Items from a dataset
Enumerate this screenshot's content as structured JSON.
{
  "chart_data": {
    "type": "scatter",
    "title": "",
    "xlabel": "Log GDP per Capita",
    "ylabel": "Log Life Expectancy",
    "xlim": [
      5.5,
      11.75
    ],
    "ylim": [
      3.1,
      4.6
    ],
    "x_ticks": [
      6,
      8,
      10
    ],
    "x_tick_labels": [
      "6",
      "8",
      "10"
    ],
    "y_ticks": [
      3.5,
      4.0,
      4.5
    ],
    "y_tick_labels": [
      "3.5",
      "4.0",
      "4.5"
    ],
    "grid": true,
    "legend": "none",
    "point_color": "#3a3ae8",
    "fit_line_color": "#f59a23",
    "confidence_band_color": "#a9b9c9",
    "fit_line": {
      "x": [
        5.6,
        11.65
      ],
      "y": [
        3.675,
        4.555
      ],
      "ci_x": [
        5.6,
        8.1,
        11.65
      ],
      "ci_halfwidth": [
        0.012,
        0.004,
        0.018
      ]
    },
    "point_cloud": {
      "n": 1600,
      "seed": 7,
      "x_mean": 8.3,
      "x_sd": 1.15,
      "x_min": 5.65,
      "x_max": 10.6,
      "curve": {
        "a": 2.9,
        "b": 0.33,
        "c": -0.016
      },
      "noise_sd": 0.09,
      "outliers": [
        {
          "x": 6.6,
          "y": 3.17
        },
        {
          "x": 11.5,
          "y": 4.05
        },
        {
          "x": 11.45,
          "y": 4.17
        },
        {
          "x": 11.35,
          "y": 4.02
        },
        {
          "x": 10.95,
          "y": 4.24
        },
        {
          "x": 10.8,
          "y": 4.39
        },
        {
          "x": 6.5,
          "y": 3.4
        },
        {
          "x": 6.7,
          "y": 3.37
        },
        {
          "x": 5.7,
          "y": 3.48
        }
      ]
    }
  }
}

Objective
Reproduce each record exactly, leaving nothing out.

Expected answer
Enumerate this screenshot's content as structured JSON.
{
  "chart_data": {
    "type": "scatter",
    "title": "",
    "xlabel": "Log GDP per Capita",
    "ylabel": "Log Life Expectancy",
    "xlim": [
      5.5,
      11.75
    ],
    "ylim": [
      3.1,
      4.6
    ],
    "x_ticks": [
      6,
      8,
      10
    ],
    "x_tick_labels": [
      "6",
      "8",
      "10"
    ],
    "y_ticks": [
      3.5,
      4.0,
      4.5
    ],
    "y_tick_labels": [
      "3.5",
      "4.0",
      "4.5"
    ],
    "grid": true,
    "legend": "none",
    "point_color": "#3a3ae8",
    "fit_line_color": "#f59a23",
    "confidence_band_color": "#a9b9c9",
    "fit_line": {
      "x": [
        5.6,
        11.65
      ],
      "y": [
        3.675,
        4.555
      ],
      "ci_x": [
        5.6,
        8.1,
        11.65
      ],
      "ci_halfwidth": [
        0.012,
        0.004,
        0.018
      ]
    },
    "point_cloud": {
      "n": 1600,
      "seed": 7,
      "x_mean": 8.3,
      "x_sd": 1.15,
      "x_min": 5.65,
      "x_max": 10.6,
      "curve": {
        "a": 2.9,
        "b": 0.33,
        "c": -0.016
      },
      "noise_sd": 0.09,
      "outliers": [
        {
          "x": 6.6,
          "y": 3.17
        },
        {
          "x": 11.5,
          "y": 4.05
        },
        {
          "x": 11.45,
          "y": 4.17
        },
        {
          "x": 11.35,
          "y": 4.02
        },
        {
          "x": 10.95,
          "y": 4.24
        },
        {
          "x": 10.8,
          "y": 4.39
        },
        {
          "x": 6.5,
          "y": 3.4
        },
        {
          "x": 6.7,
          "y": 3.37
        },
        {
          "x": 5.7,
          "y": 3.48
        }
      ]
    }
  }
}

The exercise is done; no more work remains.